Image layout annotations

+ + + + +

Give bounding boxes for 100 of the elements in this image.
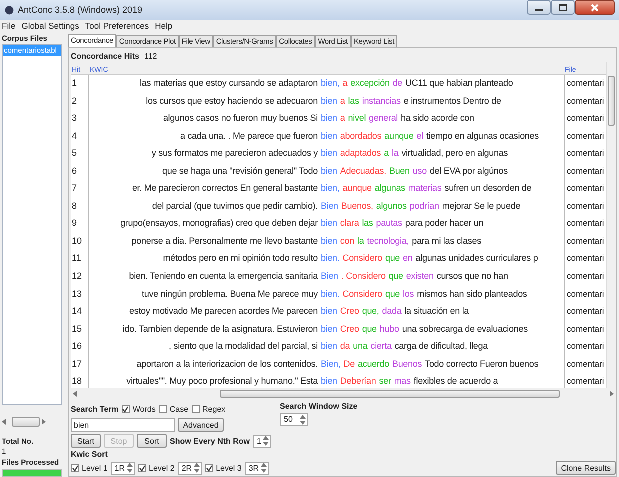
checkbox[interactable]: [122, 405, 130, 413]
checkbox-label: Words: [132, 404, 156, 414]
field-label: Search Window Size: [280, 402, 359, 411]
checkbox[interactable]: [158, 405, 167, 413]
kwic-word: instancias: [362, 94, 401, 108]
left-context: métodos pero en mi opinión todo resulto: [162, 252, 319, 266]
kwic-word: e instrumentos Dentro de: [404, 94, 502, 108]
close-button[interactable]: [575, 0, 615, 15]
kwic-word: bien: [321, 147, 338, 160]
menu-item[interactable]: Global Settings: [22, 21, 80, 31]
checkbox[interactable]: [138, 464, 146, 472]
advanced-button[interactable]: Advanced: [178, 418, 224, 432]
kwic-word: algunas unidades curriculares p: [416, 252, 538, 266]
kwic-word: con: [340, 234, 354, 248]
left-context: ponerse a dia. Personalmente me llevo bastante: [130, 234, 319, 248]
kwic-word: uso: [412, 164, 427, 178]
hit-number: 8: [71, 198, 89, 216]
kwic-word: algunos: [376, 200, 407, 213]
hit-number: 13: [71, 286, 89, 304]
kwic-word: ha sido acorde con: [401, 112, 474, 126]
kwic-word: que: [362, 322, 377, 336]
left-context: algunos casos no fueron muy buenos Si: [162, 112, 319, 126]
action-button: Stop: [104, 434, 134, 448]
kwic-word: algunas: [374, 182, 406, 196]
file-name: comentari: [564, 75, 606, 93]
left-context: estoy motivado Me parecen acordes Me parecen: [128, 305, 319, 318]
field-label: Show Every Nth Row: [170, 436, 250, 446]
kwic-word: pautas: [376, 217, 402, 230]
action-button[interactable]: Start: [71, 434, 101, 448]
kwic-word: nivel: [348, 112, 366, 126]
checkbox[interactable]: [192, 405, 200, 413]
left-context: que se haga una "revisión general" Todo: [162, 164, 319, 178]
kwic-word: UC11 que habian planteado: [406, 77, 514, 90]
action-button[interactable]: Sort: [137, 434, 167, 448]
file-name: comentari: [564, 215, 606, 233]
maximize-button[interactable]: [551, 0, 575, 15]
kwic-word: bien: [321, 340, 338, 354]
hit-number: 5: [71, 145, 89, 163]
file-name: comentari: [564, 180, 606, 198]
number-spinner[interactable]: 1R: [110, 462, 136, 474]
right-arrow-icon: [42, 419, 46, 425]
checkmark-icon: [138, 464, 146, 472]
hit-number: 1: [71, 75, 89, 93]
file-name: comentari: [564, 128, 606, 146]
kwic-word: para poder hacer un: [405, 217, 484, 230]
kwic-word: carga de dificultad, llega: [394, 340, 488, 354]
field-label: Search Term: [71, 404, 119, 414]
checkmark-icon: [122, 406, 130, 412]
menu-item[interactable]: Tool Preferences: [85, 21, 150, 31]
hit-number: 12: [71, 268, 89, 286]
kwic-word: Bien,: [321, 358, 341, 371]
kwic-word: Adecuadas.: [340, 164, 386, 178]
left-context: a cada una. . Me parece que fueron: [180, 130, 319, 143]
file-name: comentari: [564, 268, 606, 286]
file-name: comentari: [564, 92, 606, 110]
kwic-word: que: [385, 252, 400, 266]
hit-number: 9: [71, 215, 89, 233]
kwic-word: tecnologia,: [367, 234, 410, 248]
kwic-word: Creo: [340, 305, 360, 318]
hits-label: Concordance Hits: [71, 52, 140, 60]
file-name: comentari: [564, 232, 606, 250]
menu-item[interactable]: File: [2, 21, 16, 31]
scrollbar[interactable]: [71, 388, 616, 399]
kwic-word: Bien: [321, 200, 338, 213]
number-spinner[interactable]: 2R: [178, 462, 202, 474]
kwic-word: bien.: [321, 288, 340, 301]
search-field[interactable]: bien: [71, 418, 175, 432]
hit-number: 10: [71, 232, 89, 250]
checkbox-label: Case: [170, 404, 189, 414]
kwic-word: la situación en la: [404, 305, 470, 318]
checkbox[interactable]: [205, 464, 214, 472]
hit-number: 3: [71, 110, 89, 128]
kwic-word: una sobrecarga de evaluaciones: [402, 322, 528, 336]
kwic-word: la: [392, 147, 399, 160]
checkbox[interactable]: [71, 464, 79, 472]
close-icon: [591, 4, 599, 12]
kwic-word: dada: [382, 305, 402, 318]
left-arrow-icon: [2, 419, 6, 425]
spinner-arrows-icon: [263, 435, 270, 447]
kwic-word: virtualidad, pero en algunas: [402, 147, 508, 160]
clone-results-button[interactable]: Clone Results: [556, 461, 616, 475]
left-context: las materias que estoy cursando se adaptaron: [138, 77, 319, 90]
file-name: comentari: [564, 110, 606, 128]
kwic-word: que: [388, 270, 404, 284]
minimize-button[interactable]: [527, 0, 551, 15]
kwic-word: cierta: [370, 340, 392, 354]
left-context: los cursos que estoy haciendo se adecuaron: [145, 94, 319, 108]
left-context: bien. Teniendo en cuenta la emergencia sanitaria: [128, 270, 320, 284]
number-spinner[interactable]: 50: [280, 413, 308, 426]
menu-item[interactable]: Help: [155, 21, 173, 31]
kwic-word: bien: [321, 217, 338, 230]
kwic-word: bien,: [321, 77, 340, 90]
hits-count: 112: [144, 52, 158, 60]
number-spinner[interactable]: 1: [253, 434, 272, 448]
kwic-word: bien: [321, 112, 338, 126]
file-name: comentari: [564, 338, 606, 356]
kwic-word: flexibles de acuerdo a: [414, 375, 498, 388]
kwic-word: mas: [394, 375, 411, 388]
number-spinner[interactable]: 3R: [244, 462, 270, 474]
left-context: tuve ningún problema. Buena Me parece muy: [141, 288, 319, 301]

+ + + + +

### GOAL
Turn the rows above, from the line containing "checkbox[interactable]: [122, 405, 130, 413]" through the line containing "kwic-word: instancias: [362, 94, 401, 108]", into a numbered list with blank lines omitted.

### SOLUTION FOR THIS TASK
1. checkbox[interactable]: [122, 405, 130, 413]
2. checkbox-label: Words: [132, 404, 156, 414]
3. field-label: Search Window Size: [280, 402, 359, 411]
4. checkbox[interactable]: [158, 405, 167, 413]
5. kwic-word: instancias: [362, 94, 401, 108]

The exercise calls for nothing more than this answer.